What this task involves
Using the data below, gather each line that includes the word "title".

Listed entries

________

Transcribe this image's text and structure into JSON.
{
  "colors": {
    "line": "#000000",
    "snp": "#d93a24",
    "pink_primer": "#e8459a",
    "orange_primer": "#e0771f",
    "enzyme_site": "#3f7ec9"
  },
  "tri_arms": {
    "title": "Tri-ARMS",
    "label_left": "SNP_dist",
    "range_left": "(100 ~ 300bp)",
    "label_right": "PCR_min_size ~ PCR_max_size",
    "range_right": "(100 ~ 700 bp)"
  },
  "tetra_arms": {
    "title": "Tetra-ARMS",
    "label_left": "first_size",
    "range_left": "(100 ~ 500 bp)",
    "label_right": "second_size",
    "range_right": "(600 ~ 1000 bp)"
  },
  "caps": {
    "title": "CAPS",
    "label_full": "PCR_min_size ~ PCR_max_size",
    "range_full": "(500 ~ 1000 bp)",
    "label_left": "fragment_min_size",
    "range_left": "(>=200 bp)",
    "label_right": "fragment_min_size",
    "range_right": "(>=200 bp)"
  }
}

________

Reply
    "title": "Tri-ARMS",
    "title": "Tetra-ARMS",
    "title": "CAPS",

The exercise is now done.